WRITTEN PROBLEM: Return each line containing the string "automatycznego".

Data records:
>> start
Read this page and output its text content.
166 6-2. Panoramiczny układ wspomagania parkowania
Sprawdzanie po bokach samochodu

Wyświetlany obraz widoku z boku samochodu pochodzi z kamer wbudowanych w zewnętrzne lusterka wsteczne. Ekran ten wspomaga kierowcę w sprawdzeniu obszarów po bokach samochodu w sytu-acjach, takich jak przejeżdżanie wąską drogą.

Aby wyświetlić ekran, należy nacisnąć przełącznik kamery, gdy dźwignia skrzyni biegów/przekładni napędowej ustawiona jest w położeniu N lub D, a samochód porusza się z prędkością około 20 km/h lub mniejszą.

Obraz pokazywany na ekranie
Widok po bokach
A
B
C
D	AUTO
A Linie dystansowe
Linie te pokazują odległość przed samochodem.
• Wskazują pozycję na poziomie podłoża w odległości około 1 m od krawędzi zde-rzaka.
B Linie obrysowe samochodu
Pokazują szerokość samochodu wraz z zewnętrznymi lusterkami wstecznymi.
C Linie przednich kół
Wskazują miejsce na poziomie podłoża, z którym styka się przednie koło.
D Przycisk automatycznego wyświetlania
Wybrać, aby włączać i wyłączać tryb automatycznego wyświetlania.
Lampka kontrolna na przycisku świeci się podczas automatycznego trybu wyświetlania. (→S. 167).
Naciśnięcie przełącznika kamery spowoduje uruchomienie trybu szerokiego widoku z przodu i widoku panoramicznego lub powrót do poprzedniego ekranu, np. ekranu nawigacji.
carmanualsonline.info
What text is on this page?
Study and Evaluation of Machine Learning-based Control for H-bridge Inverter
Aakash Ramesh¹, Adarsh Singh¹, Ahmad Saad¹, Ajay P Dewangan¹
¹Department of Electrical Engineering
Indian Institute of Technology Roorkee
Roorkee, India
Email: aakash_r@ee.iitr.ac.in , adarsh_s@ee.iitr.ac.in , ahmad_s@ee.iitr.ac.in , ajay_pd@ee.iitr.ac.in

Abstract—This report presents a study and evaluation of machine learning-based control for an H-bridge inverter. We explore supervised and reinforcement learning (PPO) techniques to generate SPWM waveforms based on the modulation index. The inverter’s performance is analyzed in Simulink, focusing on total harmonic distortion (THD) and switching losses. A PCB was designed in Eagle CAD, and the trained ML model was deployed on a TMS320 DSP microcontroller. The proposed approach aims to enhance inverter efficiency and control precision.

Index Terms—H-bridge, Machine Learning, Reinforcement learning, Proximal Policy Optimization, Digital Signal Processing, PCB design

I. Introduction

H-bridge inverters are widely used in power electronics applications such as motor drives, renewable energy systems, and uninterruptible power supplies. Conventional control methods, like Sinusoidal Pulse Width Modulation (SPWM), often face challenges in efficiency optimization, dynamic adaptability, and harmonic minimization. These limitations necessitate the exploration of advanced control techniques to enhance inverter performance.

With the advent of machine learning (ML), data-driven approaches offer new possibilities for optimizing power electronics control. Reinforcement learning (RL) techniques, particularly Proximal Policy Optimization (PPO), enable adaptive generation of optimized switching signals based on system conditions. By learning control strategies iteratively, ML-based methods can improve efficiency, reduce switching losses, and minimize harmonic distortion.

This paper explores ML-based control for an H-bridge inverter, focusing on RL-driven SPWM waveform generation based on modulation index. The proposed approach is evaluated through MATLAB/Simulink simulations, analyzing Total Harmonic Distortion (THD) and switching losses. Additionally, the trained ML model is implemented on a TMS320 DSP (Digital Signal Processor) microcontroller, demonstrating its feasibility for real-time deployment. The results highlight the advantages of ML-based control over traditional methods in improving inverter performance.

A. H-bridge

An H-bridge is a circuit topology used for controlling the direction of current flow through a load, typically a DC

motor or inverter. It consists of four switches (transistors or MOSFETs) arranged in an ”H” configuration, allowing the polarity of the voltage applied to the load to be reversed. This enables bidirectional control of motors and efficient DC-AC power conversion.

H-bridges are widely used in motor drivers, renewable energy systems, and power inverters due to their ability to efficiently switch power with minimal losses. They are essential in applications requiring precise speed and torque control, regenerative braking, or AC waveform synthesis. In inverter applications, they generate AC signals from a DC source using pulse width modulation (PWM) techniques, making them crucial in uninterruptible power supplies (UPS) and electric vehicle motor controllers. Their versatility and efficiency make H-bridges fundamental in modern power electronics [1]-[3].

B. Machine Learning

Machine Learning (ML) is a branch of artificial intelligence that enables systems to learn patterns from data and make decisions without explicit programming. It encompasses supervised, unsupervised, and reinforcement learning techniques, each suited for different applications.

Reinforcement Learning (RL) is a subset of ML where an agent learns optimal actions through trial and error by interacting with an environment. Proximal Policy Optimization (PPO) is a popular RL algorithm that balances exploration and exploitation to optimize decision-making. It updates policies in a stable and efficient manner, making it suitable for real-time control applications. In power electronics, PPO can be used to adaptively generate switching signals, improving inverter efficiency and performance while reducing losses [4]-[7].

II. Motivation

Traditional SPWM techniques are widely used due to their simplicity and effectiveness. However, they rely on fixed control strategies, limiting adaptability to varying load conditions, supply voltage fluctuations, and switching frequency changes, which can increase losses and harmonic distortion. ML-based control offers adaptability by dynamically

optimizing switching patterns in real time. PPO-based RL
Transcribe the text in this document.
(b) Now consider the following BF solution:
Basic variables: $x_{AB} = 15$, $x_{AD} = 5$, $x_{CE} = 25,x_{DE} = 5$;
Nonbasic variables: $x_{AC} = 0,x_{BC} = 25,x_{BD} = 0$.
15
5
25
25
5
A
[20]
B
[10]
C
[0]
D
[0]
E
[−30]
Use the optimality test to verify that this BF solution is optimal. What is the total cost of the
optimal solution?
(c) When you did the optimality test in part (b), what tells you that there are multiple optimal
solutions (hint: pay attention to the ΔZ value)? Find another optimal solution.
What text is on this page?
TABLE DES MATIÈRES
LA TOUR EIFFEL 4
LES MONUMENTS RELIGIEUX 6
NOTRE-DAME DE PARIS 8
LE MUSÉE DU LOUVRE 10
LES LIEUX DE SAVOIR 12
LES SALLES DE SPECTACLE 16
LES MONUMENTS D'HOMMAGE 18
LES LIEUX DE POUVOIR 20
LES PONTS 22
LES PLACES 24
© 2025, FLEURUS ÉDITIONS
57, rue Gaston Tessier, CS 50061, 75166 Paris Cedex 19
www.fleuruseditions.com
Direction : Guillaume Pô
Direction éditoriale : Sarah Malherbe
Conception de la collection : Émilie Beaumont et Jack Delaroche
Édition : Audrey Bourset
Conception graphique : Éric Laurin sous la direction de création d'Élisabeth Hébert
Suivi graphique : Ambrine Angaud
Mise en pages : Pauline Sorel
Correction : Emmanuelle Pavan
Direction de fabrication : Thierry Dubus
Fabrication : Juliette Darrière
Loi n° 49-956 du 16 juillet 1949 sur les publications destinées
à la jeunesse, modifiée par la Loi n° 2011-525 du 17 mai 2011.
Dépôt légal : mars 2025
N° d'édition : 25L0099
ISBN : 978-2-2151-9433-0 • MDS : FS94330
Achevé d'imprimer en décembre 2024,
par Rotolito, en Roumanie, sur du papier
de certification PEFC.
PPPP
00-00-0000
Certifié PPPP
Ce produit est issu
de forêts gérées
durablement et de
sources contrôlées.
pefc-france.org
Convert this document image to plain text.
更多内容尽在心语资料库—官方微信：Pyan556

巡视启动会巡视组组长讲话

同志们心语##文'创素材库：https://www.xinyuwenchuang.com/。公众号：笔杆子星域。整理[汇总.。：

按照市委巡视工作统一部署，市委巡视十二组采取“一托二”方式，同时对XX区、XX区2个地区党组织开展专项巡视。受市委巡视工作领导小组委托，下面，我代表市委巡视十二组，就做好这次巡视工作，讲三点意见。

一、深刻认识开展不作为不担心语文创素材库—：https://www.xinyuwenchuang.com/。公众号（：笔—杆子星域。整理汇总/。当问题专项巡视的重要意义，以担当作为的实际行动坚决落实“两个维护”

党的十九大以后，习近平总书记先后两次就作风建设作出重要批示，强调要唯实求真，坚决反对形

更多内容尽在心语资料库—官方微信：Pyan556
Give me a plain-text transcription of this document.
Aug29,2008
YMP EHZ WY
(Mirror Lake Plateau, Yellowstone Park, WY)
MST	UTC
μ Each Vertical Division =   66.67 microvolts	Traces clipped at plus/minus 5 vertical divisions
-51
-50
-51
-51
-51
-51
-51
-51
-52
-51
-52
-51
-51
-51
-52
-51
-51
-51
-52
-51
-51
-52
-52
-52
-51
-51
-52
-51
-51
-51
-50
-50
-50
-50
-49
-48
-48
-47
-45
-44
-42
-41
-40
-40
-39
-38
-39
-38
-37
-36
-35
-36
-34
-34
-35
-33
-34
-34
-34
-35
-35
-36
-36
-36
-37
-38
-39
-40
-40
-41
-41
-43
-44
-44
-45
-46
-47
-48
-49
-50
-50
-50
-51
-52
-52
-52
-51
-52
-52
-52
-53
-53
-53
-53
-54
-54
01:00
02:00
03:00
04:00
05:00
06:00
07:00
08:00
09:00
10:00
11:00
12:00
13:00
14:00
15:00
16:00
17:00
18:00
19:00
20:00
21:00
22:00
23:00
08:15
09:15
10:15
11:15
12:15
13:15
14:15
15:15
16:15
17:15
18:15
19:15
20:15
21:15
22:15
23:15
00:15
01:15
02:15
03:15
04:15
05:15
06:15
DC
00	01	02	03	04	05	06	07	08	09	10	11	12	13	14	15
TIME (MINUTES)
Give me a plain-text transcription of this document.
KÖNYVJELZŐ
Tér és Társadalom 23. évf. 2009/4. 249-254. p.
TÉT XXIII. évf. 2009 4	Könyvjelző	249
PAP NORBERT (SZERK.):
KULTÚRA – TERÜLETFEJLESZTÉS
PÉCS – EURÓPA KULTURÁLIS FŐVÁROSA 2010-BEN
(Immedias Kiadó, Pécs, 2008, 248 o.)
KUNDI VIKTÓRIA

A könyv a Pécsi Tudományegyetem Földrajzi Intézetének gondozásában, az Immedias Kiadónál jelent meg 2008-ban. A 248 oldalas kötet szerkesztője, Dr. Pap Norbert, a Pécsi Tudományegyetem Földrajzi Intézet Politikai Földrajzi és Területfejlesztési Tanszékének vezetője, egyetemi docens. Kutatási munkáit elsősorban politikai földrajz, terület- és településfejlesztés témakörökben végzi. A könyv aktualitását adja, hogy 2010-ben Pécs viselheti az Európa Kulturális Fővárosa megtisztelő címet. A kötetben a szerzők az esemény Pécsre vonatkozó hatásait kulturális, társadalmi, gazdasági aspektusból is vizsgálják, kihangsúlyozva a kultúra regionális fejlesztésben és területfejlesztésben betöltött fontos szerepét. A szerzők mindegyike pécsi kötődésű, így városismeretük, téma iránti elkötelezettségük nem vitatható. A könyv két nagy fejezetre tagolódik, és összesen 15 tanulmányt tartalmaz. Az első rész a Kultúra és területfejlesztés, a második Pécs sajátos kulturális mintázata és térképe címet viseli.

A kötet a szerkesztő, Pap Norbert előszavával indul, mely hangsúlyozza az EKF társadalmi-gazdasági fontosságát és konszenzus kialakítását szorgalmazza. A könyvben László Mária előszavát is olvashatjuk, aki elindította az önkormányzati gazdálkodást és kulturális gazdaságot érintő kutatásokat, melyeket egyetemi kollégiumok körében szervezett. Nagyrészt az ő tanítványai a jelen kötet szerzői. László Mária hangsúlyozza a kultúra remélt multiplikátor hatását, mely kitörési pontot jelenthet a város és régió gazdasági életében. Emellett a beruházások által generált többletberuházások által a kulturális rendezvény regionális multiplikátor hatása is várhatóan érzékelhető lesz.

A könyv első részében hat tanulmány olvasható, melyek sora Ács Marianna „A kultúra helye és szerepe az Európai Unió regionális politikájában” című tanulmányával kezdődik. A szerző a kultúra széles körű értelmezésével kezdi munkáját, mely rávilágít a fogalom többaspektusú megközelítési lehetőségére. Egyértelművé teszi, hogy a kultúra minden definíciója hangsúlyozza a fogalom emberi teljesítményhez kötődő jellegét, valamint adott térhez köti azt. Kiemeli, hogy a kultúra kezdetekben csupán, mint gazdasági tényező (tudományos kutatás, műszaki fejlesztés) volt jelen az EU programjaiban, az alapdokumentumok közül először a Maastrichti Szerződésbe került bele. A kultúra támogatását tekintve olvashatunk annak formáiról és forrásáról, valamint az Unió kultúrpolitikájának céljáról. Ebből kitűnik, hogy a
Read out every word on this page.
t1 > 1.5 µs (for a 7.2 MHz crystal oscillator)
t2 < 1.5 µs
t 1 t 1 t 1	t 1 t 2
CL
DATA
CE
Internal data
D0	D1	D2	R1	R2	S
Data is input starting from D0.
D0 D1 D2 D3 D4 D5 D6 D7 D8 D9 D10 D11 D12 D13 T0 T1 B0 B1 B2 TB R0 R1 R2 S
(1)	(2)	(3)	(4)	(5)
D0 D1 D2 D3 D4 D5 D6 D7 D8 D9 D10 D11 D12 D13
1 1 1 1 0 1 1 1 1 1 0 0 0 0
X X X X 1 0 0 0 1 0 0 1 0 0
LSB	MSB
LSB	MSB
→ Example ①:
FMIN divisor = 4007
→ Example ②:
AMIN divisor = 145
>> end
OUTPUT BELOW:
D Przycisk automatycznego wyświetlania
Wybrać, aby włączać i wyłączać tryb automatycznego wyświetlania.
Lampka kontrolna na przycisku świeci się podczas automatycznego trybu wyświetlania. (→S. 167).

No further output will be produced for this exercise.